[start Source passage]

This is a two-pass assembler. That means that on the first pass it figures out where all the labels go, then on the second pass it generates code. I know there are popular multi-pass assemblers out there (like DASM for 6502), and they have their own design philosophy. I'm sticking with the philosopy that was used by the old EDTASM assemblers for the TRS-80. There are a few EDTASM-isms that you might notice, if you know what to look for.

But being a two-pass assembler, there are some things you can't do. You can't ORG to a label that hasn't been defined yet, because on the second pass it'll have a value, and your code will go into a different location, and all your labels will be at the wrong address. This is called a "phase error". You also can't use a label that hasn't been defined yet with DS or ALIGN because they affect the current location.

Some CPUs like the 6502 and 6809 have different instructions which can provide smaller faster code based on the size of an operand. To make this work, the assembler keeps an extra flag in the symbol table during the second pass, which tells if the symbol was known yet at this point in the first pass. Then the assembler can know to use the longer form to avoid a phase error. The 6809 assembler syntax uses "<" (force 8-bits) and ">" (force 16-bits) to override this decision. The 6502 assembler can also override this with a ">" before an absolute or absolute-indexed address operand. (Note that this usage is different from "<" and ">" as a high/low byte of a word value.)

Some assemblers can only output code in binary. This might be nice if you're making a video game cartridge ROM, but it's really not very flexible. Intel and Motorola both came up with very nice text file formats which don't require any kind of padding when you do an ORG instruction, and don't require silly "segment" definitions just to keep DS instructions from generating object code. Then, following the Unix philosophy of making tools that can connect to other tools, you can pipe the object code to another utility which makes the ROM image.

Anyhow, it works pretty well for what I want it to do.

- Bruce -


HOW TO BUILD asmx

The standard way to build asmx is using the makefile:

  make

This will create the asmx binary in the src sub-directory. That's it. Now you will might want to copy it to your /usr/local/bin or ~/bin directory, but that's your choice.

[end Source passage]
[start Material provided]

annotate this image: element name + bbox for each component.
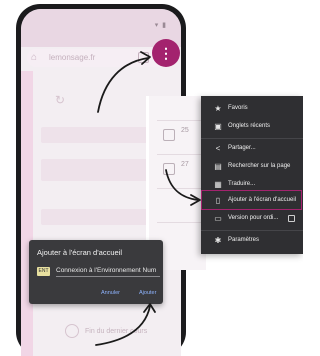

[end Material provided]

== Problems and tasks ==
a - In the asmx notes, what is the name for the error that puts every label at the wrong address?
b - Translate this sentence from the asmx notes into Spanish: "Some assemblers can only output code in binary."
c - Please pick up the asmx notes after their last sentence and continue them.
The material has no connection to the asmx notes.

== Results for the exercise ==
a - A "phase error."

b - Algunos ensambladores solo pueden generar código en binario.

c -
If you are using a unix-like OS such as Linux, OS X, or BSD, you can also use:

  make install

This will install the binaries to ~/bin, unless you change the makefile to install it somewhere else. Symbolic links are generated so that each CPU assembler can be used with a separate command.

If you can't use the makefile, the simplest way is this:

  gcc *.c -o asmx

Windows users should install Cygwin as the easiest way to get GCC.


RUNNING IT

Just give it the name of your assembler source file, and whatever options you want.

asmx [options] srcfile

Here are the command line options:

    --                  end of options
    -e                  show errors to screen
    -w                  show warnings to screen
    -l [filename]       make a listing file, default is srcfile.lst
    -o [filename]       make an object file, default is srcfile.hex or srcfile.s9
    -d label[[:]=value] define a label, and assign an optional value
    -s9                 output object file in Motorola S9 format (16-bit address)
    -s19                output object file in Motorola S9 format (16-bit address)
    -s28                output object file in Motorola S9 format (24-bit address)
    -s37                output object file in Motorola S9 format (32-bit address)
    -b [base[-end]]     output object file as binary with optional base/end addresses
    -c                  send object code to stdout
    -C cputype          specify default CPU type (currently 6502)

Example:

asmx -l -o -w -e program.asm

This assembles the source file "program.asm", shows warnings and errors to the screen, creates a listing file "program.asm.lst", and puts the object code in an Intel hex format file named "program.asm.hex". (Binary files get named "program.asm.bin", and Motorola S9 files get an extension of .s9, .s19, .s28, or .s37.)

Notes:

The '--' option is needed when you use -l, -o, or -b as the last option on the command line with no parameters, so that they don't try to eat up your source file name. It's really better to just put -l and -o first in the options.

The value in -d must be a number. No expressions are allowed. The valid forms are:

-d label   defines the label as EQU 0
-d label=value   defines the label as EQU value
-d label:=value   defines the label as SET value

By default, object code is written as an Intel hex file unless the -s or -b option is specified.

The value in -b specifies the start address for your binary file. If you are making code for a ROM at address range 0xC000-0xFFFF, use "-b 0xC000-0xFFFF" and the first byte of the object file will be whatever belongs at 0xC000. Anything at a lower address is not written to the file, any gaps are filled with 0xFF, and no bytes past 0xFFFF are written to the file. The object file is not padded to the full address range. Be careful about using large ORG values without an end address, or the resulting binary file could become VERY large.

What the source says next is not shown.